#### [WHAT THE TASK ASKS]
Check each line of the entries below for the string "como"; copy every line where it appears.
··· EXERCISE INPUTS
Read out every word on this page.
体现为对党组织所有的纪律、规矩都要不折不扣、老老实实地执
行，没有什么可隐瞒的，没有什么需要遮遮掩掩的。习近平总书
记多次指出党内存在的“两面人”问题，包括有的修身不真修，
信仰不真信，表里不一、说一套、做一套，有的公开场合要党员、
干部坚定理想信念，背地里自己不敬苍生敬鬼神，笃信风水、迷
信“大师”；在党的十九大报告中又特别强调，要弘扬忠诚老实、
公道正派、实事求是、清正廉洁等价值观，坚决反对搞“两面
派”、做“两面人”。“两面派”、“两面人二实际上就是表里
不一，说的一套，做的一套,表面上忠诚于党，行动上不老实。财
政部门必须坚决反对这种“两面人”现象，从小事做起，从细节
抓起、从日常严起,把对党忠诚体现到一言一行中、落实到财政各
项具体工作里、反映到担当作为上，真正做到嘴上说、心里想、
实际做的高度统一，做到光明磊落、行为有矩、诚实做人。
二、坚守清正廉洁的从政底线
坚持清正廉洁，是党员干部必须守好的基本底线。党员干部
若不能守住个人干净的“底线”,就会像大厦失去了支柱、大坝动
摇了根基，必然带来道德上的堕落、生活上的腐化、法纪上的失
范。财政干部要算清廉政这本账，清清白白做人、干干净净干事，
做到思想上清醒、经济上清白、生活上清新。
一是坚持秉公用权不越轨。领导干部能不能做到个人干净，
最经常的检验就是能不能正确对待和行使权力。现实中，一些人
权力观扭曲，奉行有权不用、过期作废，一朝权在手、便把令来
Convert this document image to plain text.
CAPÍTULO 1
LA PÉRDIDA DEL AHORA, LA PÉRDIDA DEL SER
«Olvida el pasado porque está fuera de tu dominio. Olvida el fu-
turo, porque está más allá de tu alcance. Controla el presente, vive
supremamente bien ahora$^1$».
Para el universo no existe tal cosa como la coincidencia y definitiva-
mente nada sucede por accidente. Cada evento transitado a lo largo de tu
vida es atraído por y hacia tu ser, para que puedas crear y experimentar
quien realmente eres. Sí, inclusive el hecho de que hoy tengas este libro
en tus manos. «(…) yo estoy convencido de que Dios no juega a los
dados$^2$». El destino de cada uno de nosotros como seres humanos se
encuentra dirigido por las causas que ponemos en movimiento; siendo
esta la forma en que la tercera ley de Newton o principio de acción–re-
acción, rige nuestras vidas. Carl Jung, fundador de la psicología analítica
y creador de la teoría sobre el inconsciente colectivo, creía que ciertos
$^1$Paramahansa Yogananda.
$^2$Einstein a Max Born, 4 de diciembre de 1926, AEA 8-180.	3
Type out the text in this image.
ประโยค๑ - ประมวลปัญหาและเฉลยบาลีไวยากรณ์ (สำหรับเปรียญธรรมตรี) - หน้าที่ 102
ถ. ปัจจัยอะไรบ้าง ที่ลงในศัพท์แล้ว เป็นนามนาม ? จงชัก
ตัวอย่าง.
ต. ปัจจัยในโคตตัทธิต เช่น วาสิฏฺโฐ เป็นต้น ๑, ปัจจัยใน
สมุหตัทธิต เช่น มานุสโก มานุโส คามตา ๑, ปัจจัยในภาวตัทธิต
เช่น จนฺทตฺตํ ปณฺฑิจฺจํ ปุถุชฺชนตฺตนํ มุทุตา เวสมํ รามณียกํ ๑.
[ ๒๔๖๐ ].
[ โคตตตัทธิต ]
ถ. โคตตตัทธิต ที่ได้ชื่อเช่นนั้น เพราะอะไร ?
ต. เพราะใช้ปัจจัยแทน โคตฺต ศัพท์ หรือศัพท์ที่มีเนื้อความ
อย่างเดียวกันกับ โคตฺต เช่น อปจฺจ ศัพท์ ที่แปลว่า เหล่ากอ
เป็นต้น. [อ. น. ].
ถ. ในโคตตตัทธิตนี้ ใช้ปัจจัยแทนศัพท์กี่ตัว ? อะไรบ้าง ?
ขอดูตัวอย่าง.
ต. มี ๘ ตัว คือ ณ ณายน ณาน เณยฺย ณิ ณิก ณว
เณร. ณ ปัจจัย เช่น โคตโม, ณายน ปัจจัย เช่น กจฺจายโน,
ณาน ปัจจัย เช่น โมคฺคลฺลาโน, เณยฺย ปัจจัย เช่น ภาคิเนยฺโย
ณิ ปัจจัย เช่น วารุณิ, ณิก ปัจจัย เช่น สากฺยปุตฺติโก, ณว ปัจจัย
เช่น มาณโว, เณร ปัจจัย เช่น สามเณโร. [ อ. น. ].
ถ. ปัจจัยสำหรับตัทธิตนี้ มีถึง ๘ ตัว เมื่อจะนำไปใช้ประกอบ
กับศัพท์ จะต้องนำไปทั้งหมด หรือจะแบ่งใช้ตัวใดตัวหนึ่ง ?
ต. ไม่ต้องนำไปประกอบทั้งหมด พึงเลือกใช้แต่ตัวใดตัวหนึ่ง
······
#### [SOLUTION TO THIS EXERCISE]
Para el universo no existe tal cosa como la coincidencia y definitiva-
dados$^2$». El destino de cada uno de nosotros como seres humanos se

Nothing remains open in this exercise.